▶ WORK TO COMPLETE:
Copy out all lines that hold "label".

▶ DATA LISTING:
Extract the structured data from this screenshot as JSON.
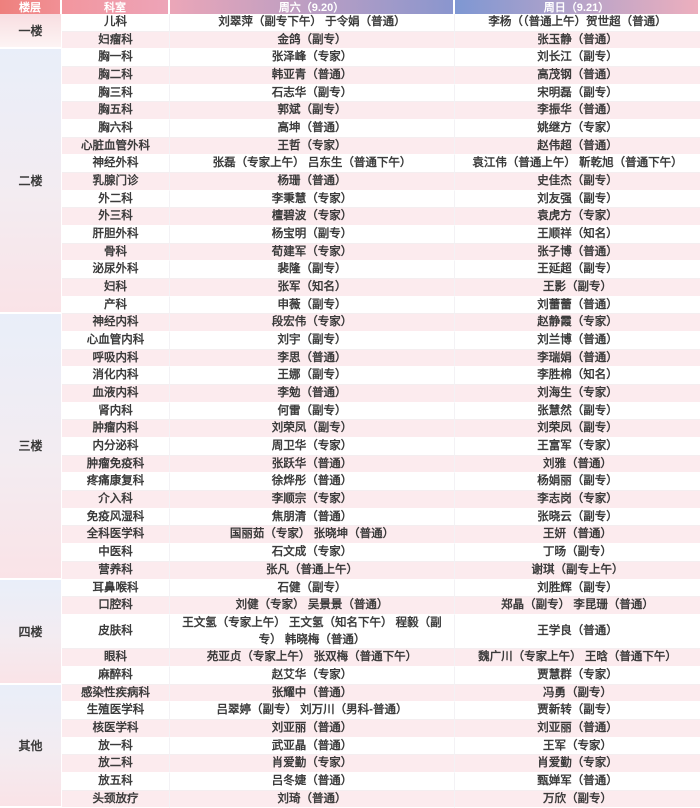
{
  "header": {
    "floor_col": "楼层",
    "department_col": "科室",
    "saturday_col": "周六（9.20）",
    "sunday_col": "周日（9.21）"
  },
  "colors": {
    "header_red": "#ee807d",
    "header_pink": "#eda4b8",
    "header_blue": "#7e97d3",
    "stripe_pink": "#fcebee",
    "floor_block_top_blue": "#e9eef9",
    "floor_block_bottom_pink": "#fae3e7"
  },
  "floors": [
    {
      "label": "一楼",
      "rows": [
        {
          "dept": "儿科",
          "sat": "刘翠萍（副专下午） 于令娟（普通）",
          "sun": "李杨（（普通上午）贺世超（普通）"
        },
        {
          "dept": "妇瘤科",
          "sat": "金鸽（副专）",
          "sun": "张玉静（普通）"
        }
      ]
    },
    {
      "label": "二楼",
      "rows": [
        {
          "dept": "胸一科",
          "sat": "张泽峰（专家）",
          "sun": "刘长江（副专）"
        },
        {
          "dept": "胸二科",
          "sat": "韩亚青（普通）",
          "sun": "高茂钢（普通）"
        },
        {
          "dept": "胸三科",
          "sat": "石志华（副专）",
          "sun": "宋明磊（副专）"
        },
        {
          "dept": "胸五科",
          "sat": "郭斌（副专）",
          "sun": "李振华（普通）"
        },
        {
          "dept": "胸六科",
          "sat": "高坤（普通）",
          "sun": "姚继方（专家）"
        },
        {
          "dept": "心脏血管外科",
          "sat": "王哲（专家）",
          "sun": "赵伟超（普通）"
        },
        {
          "dept": "神经外科",
          "sat": "张磊（专家上午） 吕东生（普通下午）",
          "sun": "袁江伟（普通上午） 靳乾旭（普通下午）"
        },
        {
          "dept": "乳腺门诊",
          "sat": "杨珊（普通）",
          "sun": "史佳杰（副专）"
        },
        {
          "dept": "外二科",
          "sat": "李秉慧（专家）",
          "sun": "刘友强（副专）"
        },
        {
          "dept": "外三科",
          "sat": "檀碧波（专家）",
          "sun": "袁虎方（专家）"
        },
        {
          "dept": "肝胆外科",
          "sat": "杨宝明（副专）",
          "sun": "王顺祥（知名）"
        },
        {
          "dept": "骨科",
          "sat": "荀建军（专家）",
          "sun": "张子博（普通）"
        },
        {
          "dept": "泌尿外科",
          "sat": "裴隆（副专）",
          "sun": "王延超（副专）"
        },
        {
          "dept": "妇科",
          "sat": "张军（知名）",
          "sun": "王影（副专）"
        },
        {
          "dept": "产科",
          "sat": "申薇（副专）",
          "sun": "刘蕾蕾（普通）"
        }
      ]
    },
    {
      "label": "三楼",
      "rows": [
        {
          "dept": "神经内科",
          "sat": "段宏伟（专家）",
          "sun": "赵静霞（专家）"
        },
        {
          "dept": "心血管内科",
          "sat": "刘宇（副专）",
          "sun": "刘兰博（普通）"
        },
        {
          "dept": "呼吸内科",
          "sat": "李思（普通）",
          "sun": "李瑞娟（普通）"
        },
        {
          "dept": "消化内科",
          "sat": "王娜（副专）",
          "sun": "李胜棉（知名）"
        },
        {
          "dept": "血液内科",
          "sat": "李勉（普通）",
          "sun": "刘海生（专家）"
        },
        {
          "dept": "肾内科",
          "sat": "何雷（副专）",
          "sun": "张慧然（副专）"
        },
        {
          "dept": "肿瘤内科",
          "sat": "刘荣凤（副专）",
          "sun": "刘荣凤（副专）"
        },
        {
          "dept": "内分泌科",
          "sat": "周卫华（专家）",
          "sun": "王富军（专家）"
        },
        {
          "dept": "肿瘤免疫科",
          "sat": "张跃华（普通）",
          "sun": "刘雅（普通）"
        },
        {
          "dept": "疼痛康复科",
          "sat": "徐烨彤（普通）",
          "sun": "杨娟丽（副专）"
        },
        {
          "dept": "介入科",
          "sat": "李顺宗（专家）",
          "sun": "李志岗（专家）"
        },
        {
          "dept": "免疫风湿科",
          "sat": "焦朋清（普通）",
          "sun": "张晓云（副专）"
        },
        {
          "dept": "全科医学科",
          "sat": "国丽茹（专家） 张晓坤（普通）",
          "sun": "王妍（普通）"
        },
        {
          "dept": "中医科",
          "sat": "石文成（专家）",
          "sun": "丁旸（副专）"
        },
        {
          "dept": "营养科",
          "sat": "张凡（普通上午）",
          "sun": "谢琪（副专上午）"
        }
      ]
    },
    {
      "label": "四楼",
      "rows": [
        {
          "dept": "耳鼻喉科",
          "sat": "石健（副专）",
          "sun": "刘胜辉（副专）"
        },
        {
          "dept": "口腔科",
          "sat": "刘健（专家） 吴景景（普通）",
          "sun": "郑晶（副专） 李昆珊（普通）"
        },
        {
          "dept": "皮肤科",
          "sat": "王文氢（专家上午） 王文氢（知名下午） 程毅（副专） 韩晓梅（普通）",
          "sun": "王学良（普通）"
        },
        {
          "dept": "眼科",
          "sat": "苑亚贞（专家上午） 张双梅（普通下午）",
          "sun": "魏广川（专家上午） 王晗（普通下午）"
        },
        {
          "dept": "麻醉科",
          "sat": "赵艾华（专家）",
          "sun": "贾慧群（专家）"
        }
      ]
    },
    {
      "label": "其他",
      "rows": [
        {
          "dept": "感染性疾病科",
          "sat": "张耀中（普通）",
          "sun": "冯勇（副专）"
        },
        {
          "dept": "生殖医学科",
          "sat": "吕翠婷（副专） 刘万川（男科-普通）",
          "sun": "贾新转（副专）"
        },
        {
          "dept": "核医学科",
          "sat": "刘亚丽（普通）",
          "sun": "刘亚丽（普通）"
        },
        {
          "dept": "放一科",
          "sat": "武亚晶（普通）",
          "sun": "王军（专家）"
        },
        {
          "dept": "放二科",
          "sat": "肖爱勤（专家）",
          "sun": "肖爱勤（专家）"
        },
        {
          "dept": "放五科",
          "sat": "吕冬婕（普通）",
          "sun": "甄婵军（普通）"
        },
        {
          "dept": "头颈放疗",
          "sat": "刘琦（普通）",
          "sun": "万欣（副专）"
        }
      ]
    }
  ]
}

▶ SOLUTION TO THIS TASK:
      "label": "一楼",
      "label": "二楼",
      "label": "三楼",
      "label": "四楼",
      "label": "其他",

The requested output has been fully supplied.